Stored data entries:
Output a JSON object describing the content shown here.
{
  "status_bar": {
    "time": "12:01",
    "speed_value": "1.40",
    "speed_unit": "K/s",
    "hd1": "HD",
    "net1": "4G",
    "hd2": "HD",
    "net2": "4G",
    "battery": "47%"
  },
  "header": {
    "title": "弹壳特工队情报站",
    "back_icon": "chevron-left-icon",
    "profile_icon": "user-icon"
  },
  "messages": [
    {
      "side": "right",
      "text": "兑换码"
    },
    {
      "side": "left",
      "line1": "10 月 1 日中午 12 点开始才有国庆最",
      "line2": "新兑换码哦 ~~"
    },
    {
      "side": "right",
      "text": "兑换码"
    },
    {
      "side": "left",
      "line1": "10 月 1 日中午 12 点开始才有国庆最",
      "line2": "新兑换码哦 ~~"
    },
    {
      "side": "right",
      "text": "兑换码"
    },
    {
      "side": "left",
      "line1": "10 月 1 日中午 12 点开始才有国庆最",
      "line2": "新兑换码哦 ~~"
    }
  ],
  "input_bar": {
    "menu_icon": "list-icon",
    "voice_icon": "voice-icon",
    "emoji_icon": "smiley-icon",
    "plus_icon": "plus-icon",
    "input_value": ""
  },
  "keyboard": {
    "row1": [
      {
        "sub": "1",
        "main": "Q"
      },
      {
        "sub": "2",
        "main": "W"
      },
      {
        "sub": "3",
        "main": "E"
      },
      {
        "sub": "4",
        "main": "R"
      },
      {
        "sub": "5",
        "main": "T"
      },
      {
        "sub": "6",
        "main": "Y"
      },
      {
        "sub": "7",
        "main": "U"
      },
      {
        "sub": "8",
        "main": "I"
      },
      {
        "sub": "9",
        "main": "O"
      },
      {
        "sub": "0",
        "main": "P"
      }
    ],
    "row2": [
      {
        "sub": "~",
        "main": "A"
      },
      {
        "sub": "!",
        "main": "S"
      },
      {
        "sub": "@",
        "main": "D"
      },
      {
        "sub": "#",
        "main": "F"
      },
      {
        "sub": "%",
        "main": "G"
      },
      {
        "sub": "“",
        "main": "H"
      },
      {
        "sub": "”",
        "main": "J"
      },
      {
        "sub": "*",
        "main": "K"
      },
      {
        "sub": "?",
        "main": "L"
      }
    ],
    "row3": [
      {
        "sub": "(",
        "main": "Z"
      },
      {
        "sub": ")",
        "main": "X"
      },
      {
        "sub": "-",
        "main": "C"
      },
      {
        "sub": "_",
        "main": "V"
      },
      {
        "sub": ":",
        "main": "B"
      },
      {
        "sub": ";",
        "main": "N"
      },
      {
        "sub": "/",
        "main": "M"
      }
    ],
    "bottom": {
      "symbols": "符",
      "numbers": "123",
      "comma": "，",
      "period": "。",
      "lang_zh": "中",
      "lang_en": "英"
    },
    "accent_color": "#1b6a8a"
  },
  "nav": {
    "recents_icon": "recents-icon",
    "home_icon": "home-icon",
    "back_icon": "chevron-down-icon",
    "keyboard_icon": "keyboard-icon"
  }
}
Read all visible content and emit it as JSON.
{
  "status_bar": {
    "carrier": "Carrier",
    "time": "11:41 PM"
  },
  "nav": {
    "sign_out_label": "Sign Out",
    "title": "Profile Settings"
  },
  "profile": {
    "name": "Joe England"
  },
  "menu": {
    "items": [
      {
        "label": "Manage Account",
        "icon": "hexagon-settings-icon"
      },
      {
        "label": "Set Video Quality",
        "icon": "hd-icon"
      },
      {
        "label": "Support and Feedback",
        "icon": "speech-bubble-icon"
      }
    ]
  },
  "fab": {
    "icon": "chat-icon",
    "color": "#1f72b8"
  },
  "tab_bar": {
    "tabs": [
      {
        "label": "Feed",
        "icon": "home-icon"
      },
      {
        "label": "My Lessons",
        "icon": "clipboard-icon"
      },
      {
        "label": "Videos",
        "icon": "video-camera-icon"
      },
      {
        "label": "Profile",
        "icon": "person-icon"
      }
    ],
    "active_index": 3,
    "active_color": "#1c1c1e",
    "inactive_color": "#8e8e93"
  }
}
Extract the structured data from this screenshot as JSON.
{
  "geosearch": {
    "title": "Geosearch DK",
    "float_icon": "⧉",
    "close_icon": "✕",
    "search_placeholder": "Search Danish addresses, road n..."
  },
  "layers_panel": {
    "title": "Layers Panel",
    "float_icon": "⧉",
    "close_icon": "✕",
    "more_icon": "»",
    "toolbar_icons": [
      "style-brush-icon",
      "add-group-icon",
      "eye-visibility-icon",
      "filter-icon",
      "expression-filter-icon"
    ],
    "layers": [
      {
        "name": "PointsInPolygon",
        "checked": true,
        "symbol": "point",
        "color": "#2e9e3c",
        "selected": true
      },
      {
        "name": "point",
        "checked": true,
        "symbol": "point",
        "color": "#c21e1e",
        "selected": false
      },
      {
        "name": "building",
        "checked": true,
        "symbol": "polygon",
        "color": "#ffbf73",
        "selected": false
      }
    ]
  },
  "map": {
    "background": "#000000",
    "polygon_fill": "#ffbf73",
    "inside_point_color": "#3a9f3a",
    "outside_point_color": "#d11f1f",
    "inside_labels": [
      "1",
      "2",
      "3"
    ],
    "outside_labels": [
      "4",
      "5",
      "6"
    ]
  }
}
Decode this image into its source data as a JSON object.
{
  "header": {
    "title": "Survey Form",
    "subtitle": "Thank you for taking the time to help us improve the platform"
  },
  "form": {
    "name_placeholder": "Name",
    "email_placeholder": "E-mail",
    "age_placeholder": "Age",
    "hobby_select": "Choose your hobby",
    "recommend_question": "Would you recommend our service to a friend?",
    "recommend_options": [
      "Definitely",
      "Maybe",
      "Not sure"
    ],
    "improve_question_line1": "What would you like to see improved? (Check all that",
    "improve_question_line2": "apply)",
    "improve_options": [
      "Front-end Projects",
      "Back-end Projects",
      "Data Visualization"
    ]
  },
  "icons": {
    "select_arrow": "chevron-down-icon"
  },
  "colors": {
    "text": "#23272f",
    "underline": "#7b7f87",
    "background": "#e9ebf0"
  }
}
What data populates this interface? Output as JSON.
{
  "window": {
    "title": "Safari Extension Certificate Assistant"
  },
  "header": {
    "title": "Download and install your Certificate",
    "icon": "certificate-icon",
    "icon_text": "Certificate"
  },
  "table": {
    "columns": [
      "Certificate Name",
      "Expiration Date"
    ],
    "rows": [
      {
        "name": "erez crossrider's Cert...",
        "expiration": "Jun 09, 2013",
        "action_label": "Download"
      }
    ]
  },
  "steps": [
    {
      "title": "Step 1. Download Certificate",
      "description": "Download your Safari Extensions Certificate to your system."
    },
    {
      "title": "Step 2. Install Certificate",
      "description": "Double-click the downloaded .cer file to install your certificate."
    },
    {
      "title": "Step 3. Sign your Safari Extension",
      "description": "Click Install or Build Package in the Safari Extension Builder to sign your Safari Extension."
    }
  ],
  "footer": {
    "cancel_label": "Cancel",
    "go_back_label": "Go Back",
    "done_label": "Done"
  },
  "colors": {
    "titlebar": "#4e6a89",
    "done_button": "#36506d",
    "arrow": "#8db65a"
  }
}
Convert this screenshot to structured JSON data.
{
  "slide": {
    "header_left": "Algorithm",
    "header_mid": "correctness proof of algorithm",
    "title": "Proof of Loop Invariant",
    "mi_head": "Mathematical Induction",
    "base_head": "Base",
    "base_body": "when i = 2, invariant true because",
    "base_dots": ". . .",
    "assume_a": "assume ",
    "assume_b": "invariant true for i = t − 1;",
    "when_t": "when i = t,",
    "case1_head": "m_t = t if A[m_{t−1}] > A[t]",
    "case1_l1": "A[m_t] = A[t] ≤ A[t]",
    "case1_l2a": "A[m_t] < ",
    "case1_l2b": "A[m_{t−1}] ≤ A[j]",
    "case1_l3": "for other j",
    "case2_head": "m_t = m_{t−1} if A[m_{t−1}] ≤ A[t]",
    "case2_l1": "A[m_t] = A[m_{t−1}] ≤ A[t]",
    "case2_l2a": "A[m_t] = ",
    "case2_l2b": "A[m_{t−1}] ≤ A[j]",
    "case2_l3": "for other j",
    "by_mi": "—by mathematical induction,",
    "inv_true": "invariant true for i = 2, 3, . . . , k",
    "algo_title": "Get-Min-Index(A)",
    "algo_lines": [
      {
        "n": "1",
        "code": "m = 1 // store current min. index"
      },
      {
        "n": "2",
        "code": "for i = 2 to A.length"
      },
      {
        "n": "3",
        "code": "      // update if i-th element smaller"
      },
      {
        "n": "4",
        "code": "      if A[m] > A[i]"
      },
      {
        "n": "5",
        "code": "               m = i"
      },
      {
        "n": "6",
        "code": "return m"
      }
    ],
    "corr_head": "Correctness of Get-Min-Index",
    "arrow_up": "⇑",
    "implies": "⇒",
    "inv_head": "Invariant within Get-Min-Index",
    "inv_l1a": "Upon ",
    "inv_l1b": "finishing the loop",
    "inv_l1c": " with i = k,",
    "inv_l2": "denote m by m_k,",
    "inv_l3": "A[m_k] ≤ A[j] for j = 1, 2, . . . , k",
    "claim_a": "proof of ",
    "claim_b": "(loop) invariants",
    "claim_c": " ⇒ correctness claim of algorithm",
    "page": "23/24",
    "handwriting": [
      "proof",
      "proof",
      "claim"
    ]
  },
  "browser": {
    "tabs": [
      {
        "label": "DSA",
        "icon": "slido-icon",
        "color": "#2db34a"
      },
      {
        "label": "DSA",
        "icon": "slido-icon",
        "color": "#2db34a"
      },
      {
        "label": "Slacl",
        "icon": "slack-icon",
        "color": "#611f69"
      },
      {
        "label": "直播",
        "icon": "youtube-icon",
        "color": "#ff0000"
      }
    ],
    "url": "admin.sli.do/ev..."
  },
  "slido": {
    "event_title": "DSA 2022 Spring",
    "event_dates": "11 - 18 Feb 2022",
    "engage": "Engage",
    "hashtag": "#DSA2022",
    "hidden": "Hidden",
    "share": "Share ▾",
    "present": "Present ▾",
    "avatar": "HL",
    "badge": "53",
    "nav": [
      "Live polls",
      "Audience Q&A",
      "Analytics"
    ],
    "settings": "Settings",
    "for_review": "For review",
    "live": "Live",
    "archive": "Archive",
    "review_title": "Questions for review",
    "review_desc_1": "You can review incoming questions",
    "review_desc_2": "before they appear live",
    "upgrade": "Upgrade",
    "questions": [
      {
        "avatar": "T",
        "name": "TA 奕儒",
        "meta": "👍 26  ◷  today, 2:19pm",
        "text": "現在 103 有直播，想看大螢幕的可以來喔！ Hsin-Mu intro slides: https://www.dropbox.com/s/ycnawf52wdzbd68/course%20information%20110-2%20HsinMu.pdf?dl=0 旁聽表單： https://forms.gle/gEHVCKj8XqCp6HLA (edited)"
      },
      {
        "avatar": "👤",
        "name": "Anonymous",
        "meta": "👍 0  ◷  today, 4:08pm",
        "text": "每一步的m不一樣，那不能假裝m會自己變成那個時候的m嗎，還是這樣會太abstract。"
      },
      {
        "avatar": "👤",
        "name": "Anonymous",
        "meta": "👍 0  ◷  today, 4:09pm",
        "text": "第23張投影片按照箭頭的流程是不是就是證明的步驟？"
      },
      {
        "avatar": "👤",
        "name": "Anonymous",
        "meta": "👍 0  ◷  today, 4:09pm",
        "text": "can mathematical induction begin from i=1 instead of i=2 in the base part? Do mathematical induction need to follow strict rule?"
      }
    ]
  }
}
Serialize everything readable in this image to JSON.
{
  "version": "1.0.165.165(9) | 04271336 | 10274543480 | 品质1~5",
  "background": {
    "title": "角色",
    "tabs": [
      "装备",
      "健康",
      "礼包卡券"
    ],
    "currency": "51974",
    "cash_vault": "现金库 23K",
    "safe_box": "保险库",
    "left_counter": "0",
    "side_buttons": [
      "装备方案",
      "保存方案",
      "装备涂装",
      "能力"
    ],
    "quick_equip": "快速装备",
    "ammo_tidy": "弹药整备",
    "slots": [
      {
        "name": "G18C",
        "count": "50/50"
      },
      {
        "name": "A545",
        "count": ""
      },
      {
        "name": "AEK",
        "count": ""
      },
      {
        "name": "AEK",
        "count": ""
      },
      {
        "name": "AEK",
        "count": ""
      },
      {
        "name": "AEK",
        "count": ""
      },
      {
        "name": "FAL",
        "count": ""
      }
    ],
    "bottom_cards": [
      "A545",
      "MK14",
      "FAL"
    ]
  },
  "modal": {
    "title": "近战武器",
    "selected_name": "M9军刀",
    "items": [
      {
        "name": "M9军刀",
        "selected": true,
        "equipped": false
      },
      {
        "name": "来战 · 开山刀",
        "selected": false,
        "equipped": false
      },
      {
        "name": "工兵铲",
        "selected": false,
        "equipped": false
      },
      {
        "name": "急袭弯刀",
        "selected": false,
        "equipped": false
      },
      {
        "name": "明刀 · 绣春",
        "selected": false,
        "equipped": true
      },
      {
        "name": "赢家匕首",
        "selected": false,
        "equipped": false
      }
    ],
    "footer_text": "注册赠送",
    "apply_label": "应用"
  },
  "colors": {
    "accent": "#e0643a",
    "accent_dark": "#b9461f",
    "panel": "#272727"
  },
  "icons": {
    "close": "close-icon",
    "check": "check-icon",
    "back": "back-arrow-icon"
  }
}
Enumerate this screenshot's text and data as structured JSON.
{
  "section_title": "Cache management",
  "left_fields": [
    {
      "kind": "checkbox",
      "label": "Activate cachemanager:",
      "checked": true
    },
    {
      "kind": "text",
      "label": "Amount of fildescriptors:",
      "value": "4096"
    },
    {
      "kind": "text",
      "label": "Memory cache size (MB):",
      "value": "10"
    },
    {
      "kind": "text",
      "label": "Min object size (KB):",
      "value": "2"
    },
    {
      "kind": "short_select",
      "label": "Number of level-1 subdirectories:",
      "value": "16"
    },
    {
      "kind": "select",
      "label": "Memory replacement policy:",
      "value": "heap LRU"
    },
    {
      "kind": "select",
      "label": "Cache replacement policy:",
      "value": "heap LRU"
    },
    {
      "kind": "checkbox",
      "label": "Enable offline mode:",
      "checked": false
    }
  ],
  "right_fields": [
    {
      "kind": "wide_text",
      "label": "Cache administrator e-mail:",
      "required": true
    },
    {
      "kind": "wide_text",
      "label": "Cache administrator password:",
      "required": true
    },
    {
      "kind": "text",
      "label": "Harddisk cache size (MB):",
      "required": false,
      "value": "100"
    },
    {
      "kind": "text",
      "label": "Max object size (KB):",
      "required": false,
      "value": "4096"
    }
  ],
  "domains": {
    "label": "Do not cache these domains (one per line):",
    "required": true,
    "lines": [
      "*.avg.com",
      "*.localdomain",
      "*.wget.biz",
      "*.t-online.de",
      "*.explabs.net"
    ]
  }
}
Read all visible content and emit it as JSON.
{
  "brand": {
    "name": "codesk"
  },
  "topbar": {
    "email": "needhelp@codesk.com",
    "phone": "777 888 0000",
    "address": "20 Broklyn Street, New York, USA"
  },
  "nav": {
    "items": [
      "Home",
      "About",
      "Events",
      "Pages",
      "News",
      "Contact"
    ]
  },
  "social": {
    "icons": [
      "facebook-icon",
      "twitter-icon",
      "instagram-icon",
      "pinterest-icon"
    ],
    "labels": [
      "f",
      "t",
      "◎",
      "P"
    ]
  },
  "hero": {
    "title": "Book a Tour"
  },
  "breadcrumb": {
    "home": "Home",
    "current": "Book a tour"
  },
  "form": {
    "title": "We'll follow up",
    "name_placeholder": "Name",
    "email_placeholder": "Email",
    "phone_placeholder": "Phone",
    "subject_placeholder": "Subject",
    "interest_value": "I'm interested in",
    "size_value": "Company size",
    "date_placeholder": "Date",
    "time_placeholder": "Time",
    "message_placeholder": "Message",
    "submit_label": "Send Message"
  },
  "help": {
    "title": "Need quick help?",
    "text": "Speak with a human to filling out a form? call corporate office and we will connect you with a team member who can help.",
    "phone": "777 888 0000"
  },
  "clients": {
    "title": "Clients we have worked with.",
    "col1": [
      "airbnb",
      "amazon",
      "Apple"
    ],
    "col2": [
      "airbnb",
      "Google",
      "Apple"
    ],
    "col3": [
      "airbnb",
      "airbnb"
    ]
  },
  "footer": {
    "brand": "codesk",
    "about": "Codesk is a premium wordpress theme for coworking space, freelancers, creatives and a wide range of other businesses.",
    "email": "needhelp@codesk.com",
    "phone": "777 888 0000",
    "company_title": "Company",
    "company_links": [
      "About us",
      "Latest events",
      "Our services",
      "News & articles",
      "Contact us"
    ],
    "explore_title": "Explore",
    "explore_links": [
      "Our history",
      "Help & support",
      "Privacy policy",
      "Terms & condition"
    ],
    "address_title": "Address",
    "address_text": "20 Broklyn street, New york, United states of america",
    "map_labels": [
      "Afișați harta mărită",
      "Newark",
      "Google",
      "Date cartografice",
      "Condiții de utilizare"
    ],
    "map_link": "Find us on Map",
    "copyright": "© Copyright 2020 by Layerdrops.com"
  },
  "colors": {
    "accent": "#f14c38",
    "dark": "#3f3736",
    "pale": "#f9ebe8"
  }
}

## Stated problem
Each line in the material either holds the string "background" or does not. State how many do, and nothing else.

## Solution to the problem
3